EXERCISE PROMPT: For the listing below, give the number of lines in which "take" occurs. Add nothing.

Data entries
##############################

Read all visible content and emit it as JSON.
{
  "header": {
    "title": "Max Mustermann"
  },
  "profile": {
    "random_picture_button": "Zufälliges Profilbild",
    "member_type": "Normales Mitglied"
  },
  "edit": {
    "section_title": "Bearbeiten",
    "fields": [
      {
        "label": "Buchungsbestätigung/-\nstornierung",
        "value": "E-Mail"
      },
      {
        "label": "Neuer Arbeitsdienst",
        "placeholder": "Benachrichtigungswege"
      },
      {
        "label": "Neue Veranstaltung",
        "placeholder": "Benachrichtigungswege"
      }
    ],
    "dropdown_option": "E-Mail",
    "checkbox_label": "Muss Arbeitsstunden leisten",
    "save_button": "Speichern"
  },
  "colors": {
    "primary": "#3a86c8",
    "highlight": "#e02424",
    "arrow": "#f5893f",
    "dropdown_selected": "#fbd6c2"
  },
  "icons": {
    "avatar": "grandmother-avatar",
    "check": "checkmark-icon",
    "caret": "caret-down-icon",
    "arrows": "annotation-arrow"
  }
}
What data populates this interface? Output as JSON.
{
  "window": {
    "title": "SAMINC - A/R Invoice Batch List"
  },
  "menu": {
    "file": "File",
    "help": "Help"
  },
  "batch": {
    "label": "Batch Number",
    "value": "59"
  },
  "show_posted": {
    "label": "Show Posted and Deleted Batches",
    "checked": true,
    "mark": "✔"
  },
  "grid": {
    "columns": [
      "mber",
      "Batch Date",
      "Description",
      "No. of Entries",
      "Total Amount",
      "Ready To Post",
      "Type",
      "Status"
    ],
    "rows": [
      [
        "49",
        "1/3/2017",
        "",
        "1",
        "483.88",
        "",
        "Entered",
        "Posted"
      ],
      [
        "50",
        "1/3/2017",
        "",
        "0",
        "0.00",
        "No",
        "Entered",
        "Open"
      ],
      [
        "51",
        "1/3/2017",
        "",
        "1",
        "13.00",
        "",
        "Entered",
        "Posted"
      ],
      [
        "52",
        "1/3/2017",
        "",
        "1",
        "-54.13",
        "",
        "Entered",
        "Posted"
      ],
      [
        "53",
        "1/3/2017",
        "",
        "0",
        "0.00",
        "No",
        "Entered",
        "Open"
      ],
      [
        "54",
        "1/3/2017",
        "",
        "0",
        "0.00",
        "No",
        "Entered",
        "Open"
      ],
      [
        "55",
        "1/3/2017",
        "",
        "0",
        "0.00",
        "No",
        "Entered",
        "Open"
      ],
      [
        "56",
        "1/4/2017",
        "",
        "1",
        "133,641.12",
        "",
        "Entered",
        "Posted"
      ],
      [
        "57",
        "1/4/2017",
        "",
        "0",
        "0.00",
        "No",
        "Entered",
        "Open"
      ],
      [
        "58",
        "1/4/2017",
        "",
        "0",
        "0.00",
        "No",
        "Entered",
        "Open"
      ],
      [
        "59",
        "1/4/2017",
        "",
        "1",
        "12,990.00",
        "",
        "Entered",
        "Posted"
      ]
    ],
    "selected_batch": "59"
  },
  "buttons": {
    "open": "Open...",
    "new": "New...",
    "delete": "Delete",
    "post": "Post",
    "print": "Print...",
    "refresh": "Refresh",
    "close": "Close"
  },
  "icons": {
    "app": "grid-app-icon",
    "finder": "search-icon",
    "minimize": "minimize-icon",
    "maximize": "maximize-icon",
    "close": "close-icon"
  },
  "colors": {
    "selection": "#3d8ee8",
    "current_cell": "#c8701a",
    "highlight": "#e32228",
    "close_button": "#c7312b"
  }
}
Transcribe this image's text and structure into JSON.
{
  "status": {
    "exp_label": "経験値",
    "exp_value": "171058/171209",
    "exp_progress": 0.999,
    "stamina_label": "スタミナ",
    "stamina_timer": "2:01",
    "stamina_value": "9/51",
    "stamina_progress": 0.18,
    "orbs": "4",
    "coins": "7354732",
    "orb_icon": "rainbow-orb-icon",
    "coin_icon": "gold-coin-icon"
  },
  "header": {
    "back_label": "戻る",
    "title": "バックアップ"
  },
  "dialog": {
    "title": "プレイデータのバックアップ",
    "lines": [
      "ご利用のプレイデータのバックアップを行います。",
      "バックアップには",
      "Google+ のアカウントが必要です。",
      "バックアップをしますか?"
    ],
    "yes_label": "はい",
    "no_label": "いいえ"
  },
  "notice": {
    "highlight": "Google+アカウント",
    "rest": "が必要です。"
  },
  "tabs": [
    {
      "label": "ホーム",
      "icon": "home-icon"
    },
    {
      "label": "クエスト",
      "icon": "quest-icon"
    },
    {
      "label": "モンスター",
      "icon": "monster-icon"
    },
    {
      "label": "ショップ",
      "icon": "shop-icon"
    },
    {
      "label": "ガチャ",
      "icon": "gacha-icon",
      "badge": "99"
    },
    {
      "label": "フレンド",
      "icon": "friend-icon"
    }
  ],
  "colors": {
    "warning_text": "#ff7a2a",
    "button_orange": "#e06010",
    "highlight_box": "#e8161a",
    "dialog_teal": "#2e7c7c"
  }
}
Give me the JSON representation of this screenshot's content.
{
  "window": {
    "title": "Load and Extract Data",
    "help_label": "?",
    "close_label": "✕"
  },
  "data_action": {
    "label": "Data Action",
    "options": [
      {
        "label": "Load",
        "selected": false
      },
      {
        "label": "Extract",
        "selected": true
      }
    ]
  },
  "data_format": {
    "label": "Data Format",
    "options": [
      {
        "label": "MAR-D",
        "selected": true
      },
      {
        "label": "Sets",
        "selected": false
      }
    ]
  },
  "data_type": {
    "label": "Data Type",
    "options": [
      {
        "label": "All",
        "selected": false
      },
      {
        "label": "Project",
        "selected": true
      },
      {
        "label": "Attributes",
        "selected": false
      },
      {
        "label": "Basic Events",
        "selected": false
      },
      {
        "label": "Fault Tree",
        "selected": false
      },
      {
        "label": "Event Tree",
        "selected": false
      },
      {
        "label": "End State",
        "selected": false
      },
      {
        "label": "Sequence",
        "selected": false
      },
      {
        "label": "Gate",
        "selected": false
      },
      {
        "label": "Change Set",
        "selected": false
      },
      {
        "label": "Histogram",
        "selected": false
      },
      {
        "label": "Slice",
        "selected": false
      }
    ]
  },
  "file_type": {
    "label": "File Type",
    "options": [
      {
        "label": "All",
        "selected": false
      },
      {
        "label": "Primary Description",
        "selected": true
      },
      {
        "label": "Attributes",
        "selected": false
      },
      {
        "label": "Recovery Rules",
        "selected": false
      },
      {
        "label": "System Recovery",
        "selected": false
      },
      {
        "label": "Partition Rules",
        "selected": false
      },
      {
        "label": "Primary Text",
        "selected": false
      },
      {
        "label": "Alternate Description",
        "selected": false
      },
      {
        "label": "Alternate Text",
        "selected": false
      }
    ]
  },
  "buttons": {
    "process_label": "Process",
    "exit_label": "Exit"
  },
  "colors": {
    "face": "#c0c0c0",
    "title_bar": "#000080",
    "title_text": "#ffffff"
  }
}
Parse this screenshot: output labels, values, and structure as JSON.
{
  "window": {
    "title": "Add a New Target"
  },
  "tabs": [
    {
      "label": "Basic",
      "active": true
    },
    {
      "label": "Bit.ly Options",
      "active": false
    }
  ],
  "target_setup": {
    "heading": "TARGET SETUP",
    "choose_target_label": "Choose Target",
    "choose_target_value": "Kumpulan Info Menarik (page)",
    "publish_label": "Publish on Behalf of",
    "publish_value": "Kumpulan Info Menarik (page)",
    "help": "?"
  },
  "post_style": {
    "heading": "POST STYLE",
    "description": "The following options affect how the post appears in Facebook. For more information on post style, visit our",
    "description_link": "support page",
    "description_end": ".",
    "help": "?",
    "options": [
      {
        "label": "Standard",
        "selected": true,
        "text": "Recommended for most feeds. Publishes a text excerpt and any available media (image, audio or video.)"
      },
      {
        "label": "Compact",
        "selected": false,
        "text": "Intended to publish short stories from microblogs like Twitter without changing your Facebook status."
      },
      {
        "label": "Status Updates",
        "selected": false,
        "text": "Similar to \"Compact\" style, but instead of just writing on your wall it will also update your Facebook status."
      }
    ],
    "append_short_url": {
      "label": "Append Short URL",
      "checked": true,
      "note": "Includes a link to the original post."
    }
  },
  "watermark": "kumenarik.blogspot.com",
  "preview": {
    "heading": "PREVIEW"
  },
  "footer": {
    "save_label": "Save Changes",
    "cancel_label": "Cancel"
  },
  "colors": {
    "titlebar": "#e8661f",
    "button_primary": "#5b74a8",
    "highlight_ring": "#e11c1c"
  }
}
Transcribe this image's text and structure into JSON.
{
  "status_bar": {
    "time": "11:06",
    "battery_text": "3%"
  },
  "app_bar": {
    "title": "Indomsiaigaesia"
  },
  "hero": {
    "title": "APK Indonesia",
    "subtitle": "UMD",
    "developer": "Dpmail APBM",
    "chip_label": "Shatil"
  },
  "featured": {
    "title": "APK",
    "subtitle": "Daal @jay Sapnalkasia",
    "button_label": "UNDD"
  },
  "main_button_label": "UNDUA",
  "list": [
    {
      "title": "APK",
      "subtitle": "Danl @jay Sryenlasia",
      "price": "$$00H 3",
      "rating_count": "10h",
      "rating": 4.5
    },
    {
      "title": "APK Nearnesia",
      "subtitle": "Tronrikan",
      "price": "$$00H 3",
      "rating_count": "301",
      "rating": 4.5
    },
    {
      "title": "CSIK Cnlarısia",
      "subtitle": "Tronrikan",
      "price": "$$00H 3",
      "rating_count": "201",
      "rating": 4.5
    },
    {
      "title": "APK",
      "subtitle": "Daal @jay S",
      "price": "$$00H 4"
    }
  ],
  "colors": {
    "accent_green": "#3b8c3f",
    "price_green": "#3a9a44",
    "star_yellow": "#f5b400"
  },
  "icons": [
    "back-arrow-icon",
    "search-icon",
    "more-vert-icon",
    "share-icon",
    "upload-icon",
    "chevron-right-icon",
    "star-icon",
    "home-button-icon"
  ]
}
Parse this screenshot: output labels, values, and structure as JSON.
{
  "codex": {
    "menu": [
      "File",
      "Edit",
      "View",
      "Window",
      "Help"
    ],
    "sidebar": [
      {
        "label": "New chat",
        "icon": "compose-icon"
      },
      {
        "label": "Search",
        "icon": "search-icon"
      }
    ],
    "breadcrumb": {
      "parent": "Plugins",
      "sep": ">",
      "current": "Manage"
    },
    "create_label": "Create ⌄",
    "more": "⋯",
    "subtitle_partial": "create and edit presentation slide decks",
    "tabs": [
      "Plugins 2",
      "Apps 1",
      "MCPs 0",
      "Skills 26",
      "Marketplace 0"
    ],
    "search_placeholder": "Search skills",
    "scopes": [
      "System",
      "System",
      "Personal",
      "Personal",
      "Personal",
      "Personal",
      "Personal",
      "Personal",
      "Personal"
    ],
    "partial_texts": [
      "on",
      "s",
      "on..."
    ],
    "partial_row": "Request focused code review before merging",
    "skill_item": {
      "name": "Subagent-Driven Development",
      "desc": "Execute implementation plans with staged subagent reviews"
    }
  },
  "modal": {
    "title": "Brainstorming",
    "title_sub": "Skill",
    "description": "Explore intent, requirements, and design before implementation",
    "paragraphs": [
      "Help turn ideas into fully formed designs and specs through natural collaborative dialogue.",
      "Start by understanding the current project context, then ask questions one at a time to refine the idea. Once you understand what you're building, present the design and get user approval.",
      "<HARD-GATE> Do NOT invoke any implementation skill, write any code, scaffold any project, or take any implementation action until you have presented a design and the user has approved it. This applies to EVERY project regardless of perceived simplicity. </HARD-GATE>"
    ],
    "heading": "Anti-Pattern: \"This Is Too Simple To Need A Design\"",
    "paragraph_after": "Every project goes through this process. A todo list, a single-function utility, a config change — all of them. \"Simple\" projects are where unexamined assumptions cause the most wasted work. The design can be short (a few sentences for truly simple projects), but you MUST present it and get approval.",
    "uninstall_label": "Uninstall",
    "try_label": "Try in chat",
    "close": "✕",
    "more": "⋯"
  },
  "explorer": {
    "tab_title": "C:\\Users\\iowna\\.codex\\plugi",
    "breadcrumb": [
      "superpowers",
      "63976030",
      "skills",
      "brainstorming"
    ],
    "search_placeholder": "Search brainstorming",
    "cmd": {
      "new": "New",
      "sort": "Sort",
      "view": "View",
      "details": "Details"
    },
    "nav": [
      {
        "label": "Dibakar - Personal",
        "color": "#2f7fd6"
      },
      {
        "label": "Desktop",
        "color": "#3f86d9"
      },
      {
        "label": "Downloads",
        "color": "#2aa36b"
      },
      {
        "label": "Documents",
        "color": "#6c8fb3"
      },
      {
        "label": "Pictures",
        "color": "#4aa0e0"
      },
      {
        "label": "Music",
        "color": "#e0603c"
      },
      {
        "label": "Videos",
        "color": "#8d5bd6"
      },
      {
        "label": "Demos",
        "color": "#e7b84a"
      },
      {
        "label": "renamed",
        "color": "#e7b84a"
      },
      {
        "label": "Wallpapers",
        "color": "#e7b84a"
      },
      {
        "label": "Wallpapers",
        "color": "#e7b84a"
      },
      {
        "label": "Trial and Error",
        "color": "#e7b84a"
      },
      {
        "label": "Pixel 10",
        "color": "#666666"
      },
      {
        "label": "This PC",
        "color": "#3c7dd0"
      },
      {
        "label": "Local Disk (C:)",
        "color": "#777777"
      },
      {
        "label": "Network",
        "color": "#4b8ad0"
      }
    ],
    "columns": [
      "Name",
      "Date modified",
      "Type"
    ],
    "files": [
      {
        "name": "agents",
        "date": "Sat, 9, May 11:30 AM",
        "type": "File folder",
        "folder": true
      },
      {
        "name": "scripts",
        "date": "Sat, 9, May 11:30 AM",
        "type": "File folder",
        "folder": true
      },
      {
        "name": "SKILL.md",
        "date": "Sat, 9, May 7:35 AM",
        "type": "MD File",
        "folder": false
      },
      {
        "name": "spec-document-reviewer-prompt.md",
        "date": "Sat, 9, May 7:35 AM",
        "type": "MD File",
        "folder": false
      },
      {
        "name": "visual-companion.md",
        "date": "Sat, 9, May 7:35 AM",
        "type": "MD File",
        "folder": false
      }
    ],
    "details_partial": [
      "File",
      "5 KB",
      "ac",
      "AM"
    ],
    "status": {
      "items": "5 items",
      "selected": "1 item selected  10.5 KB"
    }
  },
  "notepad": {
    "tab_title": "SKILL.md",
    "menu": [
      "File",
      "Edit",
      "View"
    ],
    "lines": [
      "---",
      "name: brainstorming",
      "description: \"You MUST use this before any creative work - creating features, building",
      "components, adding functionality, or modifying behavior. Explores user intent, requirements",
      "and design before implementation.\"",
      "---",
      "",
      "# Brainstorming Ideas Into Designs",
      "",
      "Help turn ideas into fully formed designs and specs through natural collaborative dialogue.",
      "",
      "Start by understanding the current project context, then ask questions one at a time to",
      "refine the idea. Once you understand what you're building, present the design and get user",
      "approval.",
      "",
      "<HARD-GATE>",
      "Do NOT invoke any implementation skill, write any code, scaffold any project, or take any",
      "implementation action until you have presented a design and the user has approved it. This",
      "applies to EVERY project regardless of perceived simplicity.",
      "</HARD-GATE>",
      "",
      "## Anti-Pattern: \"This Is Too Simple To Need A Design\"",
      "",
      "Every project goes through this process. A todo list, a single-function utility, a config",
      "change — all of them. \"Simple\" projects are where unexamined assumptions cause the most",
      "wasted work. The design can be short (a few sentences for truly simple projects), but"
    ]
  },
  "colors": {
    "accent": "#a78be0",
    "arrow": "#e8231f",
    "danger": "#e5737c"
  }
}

##############################

SOLUTION FOR THIS PROBLEM: 2